[Listed entries]
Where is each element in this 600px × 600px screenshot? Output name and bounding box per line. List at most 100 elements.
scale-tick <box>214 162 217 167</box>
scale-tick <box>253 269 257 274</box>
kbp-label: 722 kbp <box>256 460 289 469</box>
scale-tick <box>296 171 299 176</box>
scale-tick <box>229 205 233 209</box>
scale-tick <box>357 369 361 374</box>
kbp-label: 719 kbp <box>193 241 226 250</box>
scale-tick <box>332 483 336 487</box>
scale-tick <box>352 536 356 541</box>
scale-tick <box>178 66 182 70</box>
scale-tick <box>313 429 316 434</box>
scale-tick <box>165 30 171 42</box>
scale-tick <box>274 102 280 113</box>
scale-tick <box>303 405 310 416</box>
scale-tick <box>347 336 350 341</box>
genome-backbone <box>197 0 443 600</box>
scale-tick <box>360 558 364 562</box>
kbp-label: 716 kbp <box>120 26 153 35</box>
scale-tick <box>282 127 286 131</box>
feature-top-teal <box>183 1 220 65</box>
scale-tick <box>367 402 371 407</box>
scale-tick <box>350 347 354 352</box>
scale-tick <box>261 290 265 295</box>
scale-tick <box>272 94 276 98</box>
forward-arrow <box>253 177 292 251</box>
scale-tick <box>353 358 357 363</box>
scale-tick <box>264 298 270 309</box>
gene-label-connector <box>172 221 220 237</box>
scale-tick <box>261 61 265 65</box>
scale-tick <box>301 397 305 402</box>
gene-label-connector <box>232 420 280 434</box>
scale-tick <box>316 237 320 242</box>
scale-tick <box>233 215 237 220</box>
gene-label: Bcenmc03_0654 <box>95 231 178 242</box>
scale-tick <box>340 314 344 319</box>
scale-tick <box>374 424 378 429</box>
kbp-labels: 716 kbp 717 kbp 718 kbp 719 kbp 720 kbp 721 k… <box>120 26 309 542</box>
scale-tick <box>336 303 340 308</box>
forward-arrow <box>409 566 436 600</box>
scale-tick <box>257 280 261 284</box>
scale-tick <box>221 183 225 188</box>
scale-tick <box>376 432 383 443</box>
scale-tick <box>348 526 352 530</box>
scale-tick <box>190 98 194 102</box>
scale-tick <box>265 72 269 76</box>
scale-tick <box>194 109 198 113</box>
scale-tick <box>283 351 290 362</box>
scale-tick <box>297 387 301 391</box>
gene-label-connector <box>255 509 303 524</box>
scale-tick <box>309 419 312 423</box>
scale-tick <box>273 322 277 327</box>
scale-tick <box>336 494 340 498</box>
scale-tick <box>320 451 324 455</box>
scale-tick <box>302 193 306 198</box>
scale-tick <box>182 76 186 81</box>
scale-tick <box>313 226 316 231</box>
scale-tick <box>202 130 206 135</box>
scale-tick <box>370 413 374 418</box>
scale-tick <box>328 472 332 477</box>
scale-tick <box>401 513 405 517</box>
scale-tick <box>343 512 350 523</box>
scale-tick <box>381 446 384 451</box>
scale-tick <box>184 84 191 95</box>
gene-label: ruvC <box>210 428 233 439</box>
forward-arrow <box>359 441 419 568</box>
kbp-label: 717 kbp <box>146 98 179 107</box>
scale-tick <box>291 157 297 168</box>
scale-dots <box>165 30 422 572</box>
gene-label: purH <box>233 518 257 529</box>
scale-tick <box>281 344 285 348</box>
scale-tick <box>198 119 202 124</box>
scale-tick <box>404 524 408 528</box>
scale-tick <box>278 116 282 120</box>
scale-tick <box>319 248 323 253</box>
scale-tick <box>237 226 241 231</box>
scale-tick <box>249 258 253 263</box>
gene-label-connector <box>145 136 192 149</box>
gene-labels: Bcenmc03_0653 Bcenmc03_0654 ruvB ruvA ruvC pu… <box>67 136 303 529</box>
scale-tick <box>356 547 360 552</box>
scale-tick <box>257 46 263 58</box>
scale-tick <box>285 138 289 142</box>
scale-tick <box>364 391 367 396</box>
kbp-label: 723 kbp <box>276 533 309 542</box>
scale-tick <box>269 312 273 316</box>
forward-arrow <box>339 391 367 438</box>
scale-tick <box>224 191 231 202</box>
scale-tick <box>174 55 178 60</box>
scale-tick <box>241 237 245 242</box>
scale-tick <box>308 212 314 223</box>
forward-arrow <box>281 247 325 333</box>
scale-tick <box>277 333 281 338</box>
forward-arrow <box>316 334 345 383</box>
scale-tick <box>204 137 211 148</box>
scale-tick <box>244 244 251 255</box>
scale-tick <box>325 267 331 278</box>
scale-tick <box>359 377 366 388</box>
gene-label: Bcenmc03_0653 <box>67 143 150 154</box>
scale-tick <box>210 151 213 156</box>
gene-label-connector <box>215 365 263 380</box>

[Exercise directions]
Go through the data above and transcribe every entry exactly.

[Completed exercise]
Where is each element in this 600px × 600px screenshot? Output name and bounding box per line. List at most 100 elements.
scale-tick <box>214 162 217 167</box>
scale-tick <box>253 269 257 274</box>
kbp-label: 722 kbp <box>256 460 289 469</box>
scale-tick <box>296 171 299 176</box>
scale-tick <box>229 205 233 209</box>
scale-tick <box>357 369 361 374</box>
kbp-label: 719 kbp <box>193 241 226 250</box>
scale-tick <box>332 483 336 487</box>
scale-tick <box>352 536 356 541</box>
scale-tick <box>178 66 182 70</box>
scale-tick <box>313 429 316 434</box>
scale-tick <box>165 30 171 42</box>
scale-tick <box>274 102 280 113</box>
scale-tick <box>303 405 310 416</box>
scale-tick <box>347 336 350 341</box>
genome-backbone <box>197 0 443 600</box>
scale-tick <box>360 558 364 562</box>
kbp-label: 716 kbp <box>120 26 153 35</box>
scale-tick <box>282 127 286 131</box>
feature-top-teal <box>183 1 220 65</box>
scale-tick <box>367 402 371 407</box>
scale-tick <box>350 347 354 352</box>
scale-tick <box>261 290 265 295</box>
scale-tick <box>272 94 276 98</box>
forward-arrow <box>253 177 292 251</box>
scale-tick <box>353 358 357 363</box>
scale-tick <box>264 298 270 309</box>
gene-label-connector <box>172 221 220 237</box>
scale-tick <box>261 61 265 65</box>
scale-tick <box>301 397 305 402</box>
gene-label-connector <box>232 420 280 434</box>
scale-tick <box>316 237 320 242</box>
scale-tick <box>233 215 237 220</box>
gene-label: Bcenmc03_0654 <box>95 231 178 242</box>
scale-tick <box>340 314 344 319</box>
scale-tick <box>374 424 378 429</box>
kbp-labels: 716 kbp 717 kbp 718 kbp 719 kbp 720 kbp 721 k… <box>120 26 309 542</box>
scale-tick <box>336 303 340 308</box>
forward-arrow <box>409 566 436 600</box>
scale-tick <box>257 280 261 284</box>
scale-tick <box>221 183 225 188</box>
scale-tick <box>376 432 383 443</box>
scale-tick <box>348 526 352 530</box>
scale-tick <box>190 98 194 102</box>
scale-tick <box>265 72 269 76</box>
scale-tick <box>194 109 198 113</box>
scale-tick <box>283 351 290 362</box>
scale-tick <box>297 387 301 391</box>
gene-label-connector <box>255 509 303 524</box>
scale-tick <box>309 419 312 423</box>
scale-tick <box>273 322 277 327</box>
scale-tick <box>336 494 340 498</box>
scale-tick <box>320 451 324 455</box>
scale-tick <box>302 193 306 198</box>
scale-tick <box>182 76 186 81</box>
scale-tick <box>313 226 316 231</box>
scale-tick <box>202 130 206 135</box>
scale-tick <box>370 413 374 418</box>
scale-tick <box>328 472 332 477</box>
scale-tick <box>401 513 405 517</box>
scale-tick <box>343 512 350 523</box>
scale-tick <box>381 446 384 451</box>
scale-tick <box>184 84 191 95</box>
gene-label: ruvC <box>210 428 233 439</box>
forward-arrow <box>359 441 419 568</box>
kbp-label: 717 kbp <box>146 98 179 107</box>
scale-tick <box>291 157 297 168</box>
scale-dots <box>165 30 422 572</box>
gene-label: purH <box>233 518 257 529</box>
scale-tick <box>281 344 285 348</box>
scale-tick <box>198 119 202 124</box>
scale-tick <box>404 524 408 528</box>
scale-tick <box>278 116 282 120</box>
scale-tick <box>319 248 323 253</box>
scale-tick <box>237 226 241 231</box>
scale-tick <box>249 258 253 263</box>
gene-label-connector <box>145 136 192 149</box>
gene-labels: Bcenmc03_0653 Bcenmc03_0654 ruvB ruvA ruvC pu… <box>67 136 303 529</box>
scale-tick <box>356 547 360 552</box>
scale-tick <box>257 46 263 58</box>
scale-tick <box>285 138 289 142</box>
scale-tick <box>364 391 367 396</box>
kbp-label: 723 kbp <box>276 533 309 542</box>
scale-tick <box>269 312 273 316</box>
forward-arrow <box>339 391 367 438</box>
scale-tick <box>224 191 231 202</box>
scale-tick <box>174 55 178 60</box>
scale-tick <box>241 237 245 242</box>
scale-tick <box>308 212 314 223</box>
forward-arrow <box>281 247 325 333</box>
scale-tick <box>277 333 281 338</box>
forward-arrow <box>316 334 345 383</box>
scale-tick <box>204 137 211 148</box>
scale-tick <box>244 244 251 255</box>
scale-tick <box>325 267 331 278</box>
scale-tick <box>359 377 366 388</box>
gene-label: Bcenmc03_0653 <box>67 143 150 154</box>
scale-tick <box>210 151 213 156</box>
gene-label-connector <box>215 365 263 380</box>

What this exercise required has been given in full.